• **Excerpted data**
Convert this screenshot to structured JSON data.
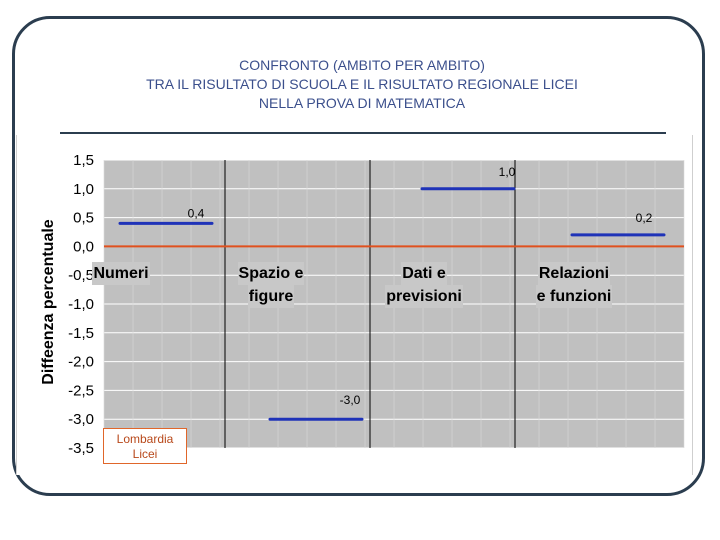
{
  "title_lines": [
    "CONFRONTO (AMBITO PER AMBITO)",
    "TRA IL RISULTATO DI SCUOLA E IL RISULTATO REGIONALE LICEI",
    "NELLA PROVA DI MATEMATICA"
  ],
  "colors": {
    "frame": "#2b3d4f",
    "title": "#3b4f8c",
    "plot_bg": "#c0c0c0",
    "series_line": "#1f33b8",
    "reference_line": "#e0501e"
  },
  "chart_data": {
    "type": "line",
    "ylabel": "Diffeenza percentuale",
    "xlabel": "",
    "ylim": [
      -3.5,
      1.5
    ],
    "yticks": [
      "1,5",
      "1,0",
      "0,5",
      "0,0",
      "-0,5",
      "-1,0",
      "-1,5",
      "-2,0",
      "-2,5",
      "-3,0",
      "-3,5"
    ],
    "categories": [
      [
        "Numeri"
      ],
      [
        "Spazio e",
        "figure"
      ],
      [
        "Dati e",
        "previsioni"
      ],
      [
        "Relazioni",
        "e funzioni"
      ]
    ],
    "values": [
      0.4,
      -3.0,
      1.0,
      0.2
    ],
    "data_labels": [
      "0,4",
      "-3,0",
      "1,0",
      "0,2"
    ],
    "reference_line": 0.0,
    "grid": true,
    "legend": {
      "entries": [
        "Lombardia",
        "Licei"
      ],
      "placement": "bottom-left"
    }
  }
}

• **Stated task**
Leave the images out, please, and restate each line word for word.

• **Solution to this task**
Convert this screenshot to structured JSON data.
{
  "title_lines": [
    "CONFRONTO (AMBITO PER AMBITO)",
    "TRA IL RISULTATO DI SCUOLA E IL RISULTATO REGIONALE LICEI",
    "NELLA PROVA DI MATEMATICA"
  ],
  "colors": {
    "frame": "#2b3d4f",
    "title": "#3b4f8c",
    "plot_bg": "#c0c0c0",
    "series_line": "#1f33b8",
    "reference_line": "#e0501e"
  },
  "chart_data": {
    "type": "line",
    "ylabel": "Diffeenza percentuale",
    "xlabel": "",
    "ylim": [
      -3.5,
      1.5
    ],
    "yticks": [
      "1,5",
      "1,0",
      "0,5",
      "0,0",
      "-0,5",
      "-1,0",
      "-1,5",
      "-2,0",
      "-2,5",
      "-3,0",
      "-3,5"
    ],
    "categories": [
      [
        "Numeri"
      ],
      [
        "Spazio e",
        "figure"
      ],
      [
        "Dati e",
        "previsioni"
      ],
      [
        "Relazioni",
        "e funzioni"
      ]
    ],
    "values": [
      0.4,
      -3.0,
      1.0,
      0.2
    ],
    "data_labels": [
      "0,4",
      "-3,0",
      "1,0",
      "0,2"
    ],
    "reference_line": 0.0,
    "grid": true,
    "legend": {
      "entries": [
        "Lombardia",
        "Licei"
      ],
      "placement": "bottom-left"
    }
  }
}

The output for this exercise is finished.